#### DIRECTIVE
Extract each line of the data and write it out again exactly.

#### SUPPLIED RECORDS
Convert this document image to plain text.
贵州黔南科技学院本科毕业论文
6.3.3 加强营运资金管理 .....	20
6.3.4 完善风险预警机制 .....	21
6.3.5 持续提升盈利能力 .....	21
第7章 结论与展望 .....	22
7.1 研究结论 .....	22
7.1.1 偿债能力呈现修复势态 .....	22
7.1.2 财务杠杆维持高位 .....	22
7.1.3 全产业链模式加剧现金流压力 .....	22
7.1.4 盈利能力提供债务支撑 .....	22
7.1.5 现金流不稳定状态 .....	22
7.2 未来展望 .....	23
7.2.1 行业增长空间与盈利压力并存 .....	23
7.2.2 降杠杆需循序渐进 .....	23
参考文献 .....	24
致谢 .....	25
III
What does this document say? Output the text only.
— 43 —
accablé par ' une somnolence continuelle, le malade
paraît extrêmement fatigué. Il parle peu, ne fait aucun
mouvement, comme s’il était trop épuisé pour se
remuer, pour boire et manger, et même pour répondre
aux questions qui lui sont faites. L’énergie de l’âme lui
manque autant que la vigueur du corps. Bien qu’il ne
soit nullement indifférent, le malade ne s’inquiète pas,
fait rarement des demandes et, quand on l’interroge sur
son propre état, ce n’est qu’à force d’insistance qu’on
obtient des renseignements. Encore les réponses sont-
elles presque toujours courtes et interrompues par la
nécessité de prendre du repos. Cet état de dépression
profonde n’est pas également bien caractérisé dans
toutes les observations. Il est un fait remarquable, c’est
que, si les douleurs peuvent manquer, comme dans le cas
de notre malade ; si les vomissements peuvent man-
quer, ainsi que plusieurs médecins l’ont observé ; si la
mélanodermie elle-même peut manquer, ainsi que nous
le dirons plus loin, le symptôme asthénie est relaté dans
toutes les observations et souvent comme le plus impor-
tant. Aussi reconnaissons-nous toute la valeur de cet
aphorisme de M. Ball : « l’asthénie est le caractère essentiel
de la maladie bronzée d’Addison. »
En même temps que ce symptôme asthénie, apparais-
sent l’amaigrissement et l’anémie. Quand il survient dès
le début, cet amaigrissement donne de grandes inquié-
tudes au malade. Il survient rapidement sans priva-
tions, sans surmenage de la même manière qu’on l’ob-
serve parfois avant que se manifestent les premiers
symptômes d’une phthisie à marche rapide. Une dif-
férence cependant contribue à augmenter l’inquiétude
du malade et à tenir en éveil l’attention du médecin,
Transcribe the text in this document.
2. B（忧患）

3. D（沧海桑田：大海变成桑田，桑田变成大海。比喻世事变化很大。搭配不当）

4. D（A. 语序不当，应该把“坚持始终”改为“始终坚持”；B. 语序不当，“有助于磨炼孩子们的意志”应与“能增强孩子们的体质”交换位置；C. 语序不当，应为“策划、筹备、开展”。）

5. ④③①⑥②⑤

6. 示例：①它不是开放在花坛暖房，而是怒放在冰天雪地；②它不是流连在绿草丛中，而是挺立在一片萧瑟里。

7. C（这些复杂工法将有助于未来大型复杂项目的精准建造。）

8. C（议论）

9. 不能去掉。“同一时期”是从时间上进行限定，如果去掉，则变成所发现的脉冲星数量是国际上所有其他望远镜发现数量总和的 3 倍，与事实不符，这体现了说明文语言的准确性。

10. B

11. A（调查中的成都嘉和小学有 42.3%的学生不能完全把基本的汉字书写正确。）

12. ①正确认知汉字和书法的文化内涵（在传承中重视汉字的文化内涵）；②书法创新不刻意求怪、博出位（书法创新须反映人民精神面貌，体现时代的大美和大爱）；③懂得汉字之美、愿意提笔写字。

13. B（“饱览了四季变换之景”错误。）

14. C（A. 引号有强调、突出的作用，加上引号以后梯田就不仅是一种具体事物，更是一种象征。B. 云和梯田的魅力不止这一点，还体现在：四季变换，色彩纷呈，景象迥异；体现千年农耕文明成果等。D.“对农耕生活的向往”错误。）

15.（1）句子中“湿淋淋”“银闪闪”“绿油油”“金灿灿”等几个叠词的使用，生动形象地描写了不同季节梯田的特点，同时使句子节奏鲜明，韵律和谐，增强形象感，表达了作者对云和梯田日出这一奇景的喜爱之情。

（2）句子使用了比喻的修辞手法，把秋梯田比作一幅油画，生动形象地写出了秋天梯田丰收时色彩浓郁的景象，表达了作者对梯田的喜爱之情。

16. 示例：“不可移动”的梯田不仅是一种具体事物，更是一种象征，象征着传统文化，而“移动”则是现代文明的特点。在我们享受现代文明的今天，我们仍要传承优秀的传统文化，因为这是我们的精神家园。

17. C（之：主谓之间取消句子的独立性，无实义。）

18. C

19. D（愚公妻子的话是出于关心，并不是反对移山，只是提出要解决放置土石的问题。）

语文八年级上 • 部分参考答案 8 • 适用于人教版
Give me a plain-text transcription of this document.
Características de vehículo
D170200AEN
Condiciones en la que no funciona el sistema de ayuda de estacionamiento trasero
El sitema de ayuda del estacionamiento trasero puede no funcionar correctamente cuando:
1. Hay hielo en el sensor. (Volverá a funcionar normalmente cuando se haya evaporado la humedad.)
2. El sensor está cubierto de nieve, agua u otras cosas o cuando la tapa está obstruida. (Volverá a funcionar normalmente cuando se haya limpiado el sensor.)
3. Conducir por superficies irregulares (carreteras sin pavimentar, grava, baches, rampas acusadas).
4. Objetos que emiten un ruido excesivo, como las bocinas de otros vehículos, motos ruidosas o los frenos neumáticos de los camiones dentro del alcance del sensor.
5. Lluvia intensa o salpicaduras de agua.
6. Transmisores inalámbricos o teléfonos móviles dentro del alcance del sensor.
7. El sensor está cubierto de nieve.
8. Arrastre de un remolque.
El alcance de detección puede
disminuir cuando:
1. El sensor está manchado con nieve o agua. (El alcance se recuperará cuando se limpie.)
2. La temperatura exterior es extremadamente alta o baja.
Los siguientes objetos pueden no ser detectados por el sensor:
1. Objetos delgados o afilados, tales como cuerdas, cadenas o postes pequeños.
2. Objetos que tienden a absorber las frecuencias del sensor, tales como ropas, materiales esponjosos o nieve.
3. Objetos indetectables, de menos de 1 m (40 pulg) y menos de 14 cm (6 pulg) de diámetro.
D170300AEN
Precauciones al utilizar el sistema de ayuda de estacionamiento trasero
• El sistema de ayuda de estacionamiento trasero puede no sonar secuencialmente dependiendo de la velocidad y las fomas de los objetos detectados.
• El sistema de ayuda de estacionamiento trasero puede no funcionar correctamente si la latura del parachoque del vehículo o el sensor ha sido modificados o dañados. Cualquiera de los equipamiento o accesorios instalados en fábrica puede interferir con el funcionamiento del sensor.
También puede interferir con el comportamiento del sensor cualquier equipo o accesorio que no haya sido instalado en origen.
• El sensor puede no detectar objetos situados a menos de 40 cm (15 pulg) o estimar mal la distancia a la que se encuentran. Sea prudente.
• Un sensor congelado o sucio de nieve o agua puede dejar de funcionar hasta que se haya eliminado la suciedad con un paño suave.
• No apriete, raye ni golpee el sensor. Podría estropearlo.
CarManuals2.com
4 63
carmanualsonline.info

#### ANSWER BELOW
Convert this document image to plain text.
贵州黔南科技学院本科毕业论文
6.3.3 加强营运资金管理 .....	20
6.3.4 完善风险预警机制 .....	21
6.3.5 持续提升盈利能力 .....	21
第7章 结论与展望 .....	22
7.1 研究结论 .....	22
7.1.1 偿债能力呈现修复势态 .....	22
7.1.2 财务杠杆维持高位 .....	22
7.1.3 全产业链模式加剧现金流压力 .....	22
7.1.4 盈利能力提供债务支撑 .....	22
7.1.5 现金流不稳定状态 .....	22
7.2 未来展望 .....	23
7.2.1 行业增长空间与盈利压力并存 .....	23
7.2.2 降杠杆需循序渐进 .....	23
参考文献 .....	24
致谢 .....	25
III
What does this document say? Output the text only.
— 43 —
accablé par ' une somnolence continuelle, le malade
paraît extrêmement fatigué. Il parle peu, ne fait aucun
mouvement, comme s’il était trop épuisé pour se
remuer, pour boire et manger, et même pour répondre
aux questions qui lui sont faites. L’énergie de l’âme lui
manque autant que la vigueur du corps. Bien qu’il ne
soit nullement indifférent, le malade ne s’inquiète pas,
fait rarement des demandes et, quand on l’interroge sur
son propre état, ce n’est qu’à force d’insistance qu’on
obtient des renseignements. Encore les réponses sont-
elles presque toujours courtes et interrompues par la
nécessité de prendre du repos. Cet état de dépression
profonde n’est pas également bien caractérisé dans
toutes les observations. Il est un fait remarquable, c’est
que, si les douleurs peuvent manquer, comme dans le cas
de notre malade ; si les vomissements peuvent man-
quer, ainsi que plusieurs médecins l’ont observé ; si la
mélanodermie elle-même peut manquer, ainsi que nous
le dirons plus loin, le symptôme asthénie est relaté dans
toutes les observations et souvent comme le plus impor-
tant. Aussi reconnaissons-nous toute la valeur de cet
aphorisme de M. Ball : « l’asthénie est le caractère essentiel
de la maladie bronzée d’Addison. »
En même temps que ce symptôme asthénie, apparais-
sent l’amaigrissement et l’anémie. Quand il survient dès
le début, cet amaigrissement donne de grandes inquié-
tudes au malade. Il survient rapidement sans priva-
tions, sans surmenage de la même manière qu’on l’ob-
serve parfois avant que se manifestent les premiers
symptômes d’une phthisie à marche rapide. Une dif-
férence cependant contribue à augmenter l’inquiétude
du malade et à tenir en éveil l’attention du médecin,
Transcribe the text in this document.
2. B（忧患）

3. D（沧海桑田：大海变成桑田，桑田变成大海。比喻世事变化很大。搭配不当）

4. D（A. 语序不当，应该把“坚持始终”改为“始终坚持”；B. 语序不当，“有助于磨炼孩子们的意志”应与“能增强孩子们的体质”交换位置；C. 语序不当，应为“策划、筹备、开展”。）

5. ④③①⑥②⑤

6. 示例：①它不是开放在花坛暖房，而是怒放在冰天雪地；②它不是流连在绿草丛中，而是挺立在一片萧瑟里。

7. C（这些复杂工法将有助于未来大型复杂项目的精准建造。）

8. C（议论）

9. 不能去掉。“同一时期”是从时间上进行限定，如果去掉，则变成所发现的脉冲星数量是国际上所有其他望远镜发现数量总和的 3 倍，与事实不符，这体现了说明文语言的准确性。

10. B

11. A（调查中的成都嘉和小学有 42.3%的学生不能完全把基本的汉字书写正确。）

12. ①正确认知汉字和书法的文化内涵（在传承中重视汉字的文化内涵）；②书法创新不刻意求怪、博出位（书法创新须反映人民精神面貌，体现时代的大美和大爱）；③懂得汉字之美、愿意提笔写字。

13. B（“饱览了四季变换之景”错误。）

14. C（A. 引号有强调、突出的作用，加上引号以后梯田就不仅是一种具体事物，更是一种象征。B. 云和梯田的魅力不止这一点，还体现在：四季变换，色彩纷呈，景象迥异；体现千年农耕文明成果等。D.“对农耕生活的向往”错误。）

15.（1）句子中“湿淋淋”“银闪闪”“绿油油”“金灿灿”等几个叠词的使用，生动形象地描写了不同季节梯田的特点，同时使句子节奏鲜明，韵律和谐，增强形象感，表达了作者对云和梯田日出这一奇景的喜爱之情。

（2）句子使用了比喻的修辞手法，把秋梯田比作一幅油画，生动形象地写出了秋天梯田丰收时色彩浓郁的景象，表达了作者对梯田的喜爱之情。

16. 示例：“不可移动”的梯田不仅是一种具体事物，更是一种象征，象征着传统文化，而“移动”则是现代文明的特点。在我们享受现代文明的今天，我们仍要传承优秀的传统文化，因为这是我们的精神家园。

17. C（之：主谓之间取消句子的独立性，无实义。）

18. C

19. D（愚公妻子的话是出于关心，并不是反对移山，只是提出要解决放置土石的问题。）

语文八年级上 • 部分参考答案 8 • 适用于人教版
Give me a plain-text transcription of this document.
Características de vehículo
D170200AEN
Condiciones en la que no funciona el sistema de ayuda de estacionamiento trasero
El sitema de ayuda del estacionamiento trasero puede no funcionar correctamente cuando:
1. Hay hielo en el sensor. (Volverá a funcionar normalmente cuando se haya evaporado la humedad.)
2. El sensor está cubierto de nieve, agua u otras cosas o cuando la tapa está obstruida. (Volverá a funcionar normalmente cuando se haya limpiado el sensor.)
3. Conducir por superficies irregulares (carreteras sin pavimentar, grava, baches, rampas acusadas).
4. Objetos que emiten un ruido excesivo, como las bocinas de otros vehículos, motos ruidosas o los frenos neumáticos de los camiones dentro del alcance del sensor.
5. Lluvia intensa o salpicaduras de agua.
6. Transmisores inalámbricos o teléfonos móviles dentro del alcance del sensor.
7. El sensor está cubierto de nieve.
8. Arrastre de un remolque.
El alcance de detección puede
disminuir cuando:
1. El sensor está manchado con nieve o agua. (El alcance se recuperará cuando se limpie.)
2. La temperatura exterior es extremadamente alta o baja.
Los siguientes objetos pueden no ser detectados por el sensor:
1. Objetos delgados o afilados, tales como cuerdas, cadenas o postes pequeños.
2. Objetos que tienden a absorber las frecuencias del sensor, tales como ropas, materiales esponjosos o nieve.
3. Objetos indetectables, de menos de 1 m (40 pulg) y menos de 14 cm (6 pulg) de diámetro.
D170300AEN
Precauciones al utilizar el sistema de ayuda de estacionamiento trasero
• El sistema de ayuda de estacionamiento trasero puede no sonar secuencialmente dependiendo de la velocidad y las fomas de los objetos detectados.
• El sistema de ayuda de estacionamiento trasero puede no funcionar correctamente si la latura del parachoque del vehículo o el sensor ha sido modificados o dañados. Cualquiera de los equipamiento o accesorios instalados en fábrica puede interferir con el funcionamiento del sensor.
También puede interferir con el comportamiento del sensor cualquier equipo o accesorio que no haya sido instalado en origen.
• El sensor puede no detectar objetos situados a menos de 40 cm (15 pulg) o estimar mal la distancia a la que se encuentran. Sea prudente.
• Un sensor congelado o sucio de nieve o agua puede dejar de funcionar hasta que se haya eliminado la suciedad con un paño suave.
• No apriete, raye ni golpee el sensor. Podría estropearlo.
CarManuals2.com
4 63
carmanualsonline.info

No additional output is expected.